Work instructions: Reproduce every record exactly as it appears, but not the pictures.

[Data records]
[Start]
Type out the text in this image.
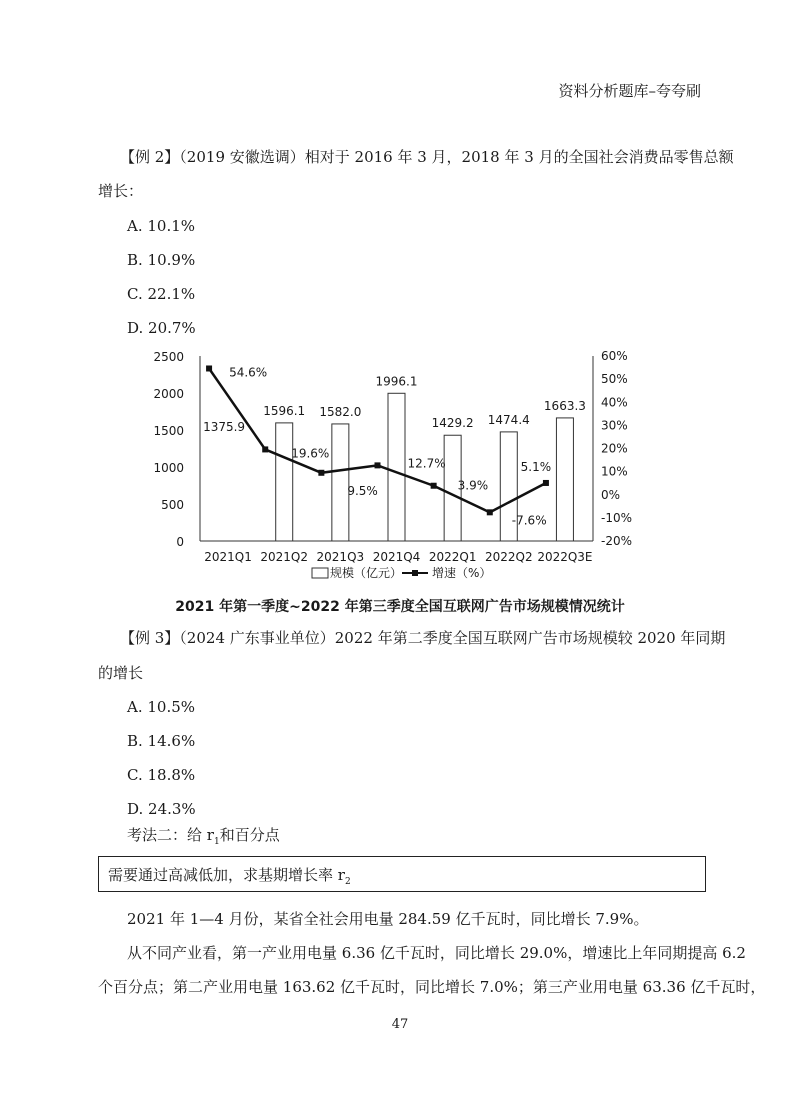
资料分析题库–夸夸刷
【例 2】（2019 安徽选调）相对于 2016 年 3 月，2018 年 3 月的全国社会消费品零售总额
增长：
A. 10.1%
B. 10.9%
C. 22.1%
D. 20.7%
0
500
1000
1500
2000
2500
-20%
-10%
0%
10%
20%
30%
40%
50%
60%
2021Q1 2021Q2 2021Q3 2021Q4 2022Q1 2022Q2 2022Q3E
1375.9
1596.1 1582.0
1996.1
1429.2 1474.4
1663.3
54.6%
19.6%
9.5%
12.7%
3.9%
-7.6%
5.1%
规模（亿元） 增速（%）
2021 年第一季度~2022 年第三季度全国互联网广告市场规模情况统计
【例 3】（2024 广东事业单位）2022 年第二季度全国互联网广告市场规模较 2020 年同期
的增长
A. 10.5%
B. 14.6%
C. 18.8%
D. 24.3%
考法二：给 $r_1$和百分点
需要通过高减低加，求基期增长率 $r_2$
2021 年 1—4 月份，某省全社会用电量 284.59 亿千瓦时，同比增长 7.9%。
从不同产业看，第一产业用电量 6.36 亿千瓦时，同比增长 29.0%，增速比上年同期提高 6.2
个百分点；第二产业用电量 163.62 亿千瓦时，同比增长 7.0%；第三产业用电量 63.36 亿千瓦时，
47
[End]
Exercise result:
Type out the text in this image.
资料分析题库–夸夸刷
【例 2】（2019 安徽选调）相对于 2016 年 3 月，2018 年 3 月的全国社会消费品零售总额
增长：
A. 10.1%
B. 10.9%
C. 22.1%
D. 20.7%
0
500
1000
1500
2000
2500
-20%
-10%
0%
10%
20%
30%
40%
50%
60%
2021Q1 2021Q2 2021Q3 2021Q4 2022Q1 2022Q2 2022Q3E
1375.9
1596.1 1582.0
1996.1
1429.2 1474.4
1663.3
54.6%
19.6%
9.5%
12.7%
3.9%
-7.6%
5.1%
规模（亿元） 增速（%）
2021 年第一季度~2022 年第三季度全国互联网广告市场规模情况统计
【例 3】（2024 广东事业单位）2022 年第二季度全国互联网广告市场规模较 2020 年同期
的增长
A. 10.5%
B. 14.6%
C. 18.8%
D. 24.3%
考法二：给 $r_1$和百分点
需要通过高减低加，求基期增长率 $r_2$
2021 年 1—4 月份，某省全社会用电量 284.59 亿千瓦时，同比增长 7.9%。
从不同产业看，第一产业用电量 6.36 亿千瓦时，同比增长 29.0%，增速比上年同期提高 6.2
个百分点；第二产业用电量 163.62 亿千瓦时，同比增长 7.0%；第三产业用电量 63.36 亿千瓦时，
47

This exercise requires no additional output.